### Do this
Restate the full set of records exactly, word for word.

— Begin Provided data —

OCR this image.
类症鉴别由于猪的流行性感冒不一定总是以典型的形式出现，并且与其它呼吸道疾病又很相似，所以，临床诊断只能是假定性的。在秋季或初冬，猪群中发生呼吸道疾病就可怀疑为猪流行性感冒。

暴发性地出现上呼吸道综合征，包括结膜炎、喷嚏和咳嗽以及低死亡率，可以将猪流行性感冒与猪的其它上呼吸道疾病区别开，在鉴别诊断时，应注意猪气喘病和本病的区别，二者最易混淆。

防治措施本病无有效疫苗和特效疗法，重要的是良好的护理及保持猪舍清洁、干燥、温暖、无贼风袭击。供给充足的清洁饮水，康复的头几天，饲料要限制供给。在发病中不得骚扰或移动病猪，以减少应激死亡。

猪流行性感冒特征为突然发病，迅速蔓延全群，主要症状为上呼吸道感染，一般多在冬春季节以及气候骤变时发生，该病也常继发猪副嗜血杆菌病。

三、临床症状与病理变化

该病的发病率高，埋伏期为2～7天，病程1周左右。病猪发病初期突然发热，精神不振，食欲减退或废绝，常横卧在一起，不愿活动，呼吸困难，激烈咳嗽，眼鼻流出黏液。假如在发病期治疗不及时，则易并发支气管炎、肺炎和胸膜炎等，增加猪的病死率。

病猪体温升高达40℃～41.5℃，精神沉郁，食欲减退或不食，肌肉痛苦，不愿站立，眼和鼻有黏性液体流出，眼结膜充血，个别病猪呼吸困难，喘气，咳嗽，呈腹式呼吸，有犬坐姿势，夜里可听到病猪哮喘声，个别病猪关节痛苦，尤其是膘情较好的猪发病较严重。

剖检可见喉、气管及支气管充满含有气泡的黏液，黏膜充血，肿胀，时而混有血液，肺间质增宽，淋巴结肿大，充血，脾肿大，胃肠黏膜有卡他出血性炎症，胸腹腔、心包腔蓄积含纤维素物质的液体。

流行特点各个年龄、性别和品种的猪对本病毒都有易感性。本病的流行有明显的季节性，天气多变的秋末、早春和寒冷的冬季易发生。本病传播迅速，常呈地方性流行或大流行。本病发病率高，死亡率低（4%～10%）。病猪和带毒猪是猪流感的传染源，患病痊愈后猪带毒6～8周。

— End Provided data —

### Solution to this problem
OCR this image.
类症鉴别由于猪的流行性感冒不一定总是以典型的形式出现，并且与其它呼吸道疾病又很相似，所以，临床诊断只能是假定性的。在秋季或初冬，猪群中发生呼吸道疾病就可怀疑为猪流行性感冒。

暴发性地出现上呼吸道综合征，包括结膜炎、喷嚏和咳嗽以及低死亡率，可以将猪流行性感冒与猪的其它上呼吸道疾病区别开，在鉴别诊断时，应注意猪气喘病和本病的区别，二者最易混淆。

防治措施本病无有效疫苗和特效疗法，重要的是良好的护理及保持猪舍清洁、干燥、温暖、无贼风袭击。供给充足的清洁饮水，康复的头几天，饲料要限制供给。在发病中不得骚扰或移动病猪，以减少应激死亡。

猪流行性感冒特征为突然发病，迅速蔓延全群，主要症状为上呼吸道感染，一般多在冬春季节以及气候骤变时发生，该病也常继发猪副嗜血杆菌病。

三、临床症状与病理变化

该病的发病率高，埋伏期为2～7天，病程1周左右。病猪发病初期突然发热，精神不振，食欲减退或废绝，常横卧在一起，不愿活动，呼吸困难，激烈咳嗽，眼鼻流出黏液。假如在发病期治疗不及时，则易并发支气管炎、肺炎和胸膜炎等，增加猪的病死率。

病猪体温升高达40℃～41.5℃，精神沉郁，食欲减退或不食，肌肉痛苦，不愿站立，眼和鼻有黏性液体流出，眼结膜充血，个别病猪呼吸困难，喘气，咳嗽，呈腹式呼吸，有犬坐姿势，夜里可听到病猪哮喘声，个别病猪关节痛苦，尤其是膘情较好的猪发病较严重。

剖检可见喉、气管及支气管充满含有气泡的黏液，黏膜充血，肿胀，时而混有血液，肺间质增宽，淋巴结肿大，充血，脾肿大，胃肠黏膜有卡他出血性炎症，胸腹腔、心包腔蓄积含纤维素物质的液体。

流行特点各个年龄、性别和品种的猪对本病毒都有易感性。本病的流行有明显的季节性，天气多变的秋末、早春和寒冷的冬季易发生。本病传播迅速，常呈地方性流行或大流行。本病发病率高，死亡率低（4%～10%）。病猪和带毒猪是猪流感的传染源，患病痊愈后猪带毒6～8周。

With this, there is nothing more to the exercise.